**Exercise details**
The records underneath are to be repeated exactly, with the pictures left out.

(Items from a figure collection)
::::::::::
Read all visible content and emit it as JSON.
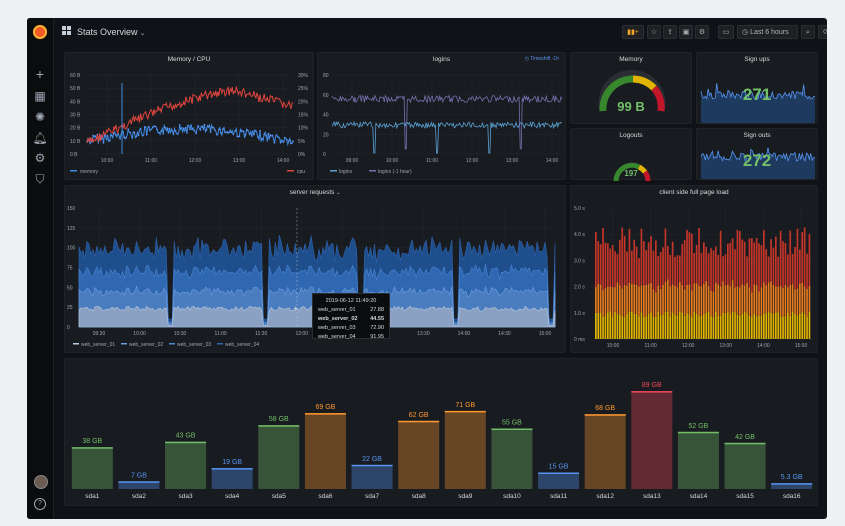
{
  "header": {
    "title": "Stats Overview",
    "time_range": "Last 6 hours"
  },
  "panels": {
    "memory_cpu": {
      "title": "Memory / CPU",
      "y_left": [
        "60 B",
        "50 B",
        "40 B",
        "30 B",
        "20 B",
        "10 B",
        "0 B"
      ],
      "y_right": [
        "30%",
        "25%",
        "20%",
        "15%",
        "10%",
        "5%",
        "0%"
      ],
      "x_ticks": [
        "10:00",
        "11:00",
        "12:00",
        "13:00",
        "14:00"
      ],
      "legend_memory": "memory",
      "legend_cpu": "cpu"
    },
    "logins": {
      "title": "logins",
      "badge": "Timeshift -1h",
      "y_ticks": [
        "80",
        "60",
        "40",
        "20",
        "0"
      ],
      "x_ticks": [
        "10:00",
        "11:00",
        "12:00",
        "13:00",
        "14:00"
      ],
      "x_first": "09:00",
      "legend_a": "logins",
      "legend_b": "logins (-1 hour)"
    },
    "memory_gauge": {
      "title": "Memory",
      "value": "99 B"
    },
    "logouts": {
      "title": "Logouts",
      "value": "197"
    },
    "signups": {
      "title": "Sign ups",
      "value": "271"
    },
    "signouts": {
      "title": "Sign outs",
      "value": "272"
    },
    "server_requests": {
      "title": "server requests",
      "y_ticks": [
        "150",
        "125",
        "100",
        "75",
        "50",
        "25",
        "0"
      ],
      "x_ticks": [
        "09:30",
        "10:00",
        "10:30",
        "11:00",
        "11:30",
        "12:00",
        "12:30",
        "13:00",
        "13:30",
        "14:00",
        "14:30",
        "15:00"
      ],
      "legend": [
        "web_server_01",
        "web_server_02",
        "web_server_03",
        "web_server_04"
      ],
      "tooltip": {
        "time": "2019-06-12 11:49:20",
        "rows": [
          {
            "name": "web_server_01",
            "value": "27.88"
          },
          {
            "name": "web_server_02",
            "value": "44.55"
          },
          {
            "name": "web_server_03",
            "value": "72.90"
          },
          {
            "name": "web_server_04",
            "value": "91.95"
          }
        ]
      }
    },
    "page_load": {
      "title": "client side full page load",
      "y_ticks": [
        "5.0 s",
        "4.0 s",
        "3.0 s",
        "2.0 s",
        "1.0 s",
        "0 ms"
      ],
      "x_ticks": [
        "10:00",
        "11:00",
        "12:00",
        "13:00",
        "14:00",
        "15:00"
      ]
    }
  },
  "chart_data": {
    "type": "bar",
    "categories": [
      "sda1",
      "sda2",
      "sda3",
      "sda4",
      "sda5",
      "sda6",
      "sda7",
      "sda8",
      "sda9",
      "sda10",
      "sda11",
      "sda12",
      "sda13",
      "sda14",
      "sda15",
      "sda16"
    ],
    "values": [
      38,
      7,
      43,
      19,
      58,
      69,
      22,
      62,
      71,
      55,
      15,
      68,
      89,
      52,
      42,
      5.3
    ],
    "labels": [
      "38 GB",
      "7 GB",
      "43 GB",
      "19 GB",
      "58 GB",
      "69 GB",
      "22 GB",
      "62 GB",
      "71 GB",
      "55 GB",
      "15 GB",
      "68 GB",
      "89 GB",
      "52 GB",
      "42 GB",
      "5.3 GB"
    ],
    "colors": [
      "#73bf69",
      "#5794f2",
      "#73bf69",
      "#5794f2",
      "#73bf69",
      "#ff9830",
      "#5794f2",
      "#ff9830",
      "#ff9830",
      "#73bf69",
      "#5794f2",
      "#ff9830",
      "#f2495c",
      "#73bf69",
      "#73bf69",
      "#5794f2"
    ],
    "ylim": [
      0,
      100
    ]
  }
}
::::::::::
**Output of the exercise**
Read all visible content and emit it as JSON.
{
  "header": {
    "title": "Stats Overview",
    "time_range": "Last 6 hours"
  },
  "panels": {
    "memory_cpu": {
      "title": "Memory / CPU",
      "y_left": [
        "60 B",
        "50 B",
        "40 B",
        "30 B",
        "20 B",
        "10 B",
        "0 B"
      ],
      "y_right": [
        "30%",
        "25%",
        "20%",
        "15%",
        "10%",
        "5%",
        "0%"
      ],
      "x_ticks": [
        "10:00",
        "11:00",
        "12:00",
        "13:00",
        "14:00"
      ],
      "legend_memory": "memory",
      "legend_cpu": "cpu"
    },
    "logins": {
      "title": "logins",
      "badge": "Timeshift -1h",
      "y_ticks": [
        "80",
        "60",
        "40",
        "20",
        "0"
      ],
      "x_ticks": [
        "10:00",
        "11:00",
        "12:00",
        "13:00",
        "14:00"
      ],
      "x_first": "09:00",
      "legend_a": "logins",
      "legend_b": "logins (-1 hour)"
    },
    "memory_gauge": {
      "title": "Memory",
      "value": "99 B"
    },
    "logouts": {
      "title": "Logouts",
      "value": "197"
    },
    "signups": {
      "title": "Sign ups",
      "value": "271"
    },
    "signouts": {
      "title": "Sign outs",
      "value": "272"
    },
    "server_requests": {
      "title": "server requests",
      "y_ticks": [
        "150",
        "125",
        "100",
        "75",
        "50",
        "25",
        "0"
      ],
      "x_ticks": [
        "09:30",
        "10:00",
        "10:30",
        "11:00",
        "11:30",
        "12:00",
        "12:30",
        "13:00",
        "13:30",
        "14:00",
        "14:30",
        "15:00"
      ],
      "legend": [
        "web_server_01",
        "web_server_02",
        "web_server_03",
        "web_server_04"
      ],
      "tooltip": {
        "time": "2019-06-12 11:49:20",
        "rows": [
          {
            "name": "web_server_01",
            "value": "27.88"
          },
          {
            "name": "web_server_02",
            "value": "44.55"
          },
          {
            "name": "web_server_03",
            "value": "72.90"
          },
          {
            "name": "web_server_04",
            "value": "91.95"
          }
        ]
      }
    },
    "page_load": {
      "title": "client side full page load",
      "y_ticks": [
        "5.0 s",
        "4.0 s",
        "3.0 s",
        "2.0 s",
        "1.0 s",
        "0 ms"
      ],
      "x_ticks": [
        "10:00",
        "11:00",
        "12:00",
        "13:00",
        "14:00",
        "15:00"
      ]
    }
  },
  "chart_data": {
    "type": "bar",
    "categories": [
      "sda1",
      "sda2",
      "sda3",
      "sda4",
      "sda5",
      "sda6",
      "sda7",
      "sda8",
      "sda9",
      "sda10",
      "sda11",
      "sda12",
      "sda13",
      "sda14",
      "sda15",
      "sda16"
    ],
    "values": [
      38,
      7,
      43,
      19,
      58,
      69,
      22,
      62,
      71,
      55,
      15,
      68,
      89,
      52,
      42,
      5.3
    ],
    "labels": [
      "38 GB",
      "7 GB",
      "43 GB",
      "19 GB",
      "58 GB",
      "69 GB",
      "22 GB",
      "62 GB",
      "71 GB",
      "55 GB",
      "15 GB",
      "68 GB",
      "89 GB",
      "52 GB",
      "42 GB",
      "5.3 GB"
    ],
    "colors": [
      "#73bf69",
      "#5794f2",
      "#73bf69",
      "#5794f2",
      "#73bf69",
      "#ff9830",
      "#5794f2",
      "#ff9830",
      "#ff9830",
      "#73bf69",
      "#5794f2",
      "#ff9830",
      "#f2495c",
      "#73bf69",
      "#73bf69",
      "#5794f2"
    ],
    "ylim": [
      0,
      100
    ]
  }
}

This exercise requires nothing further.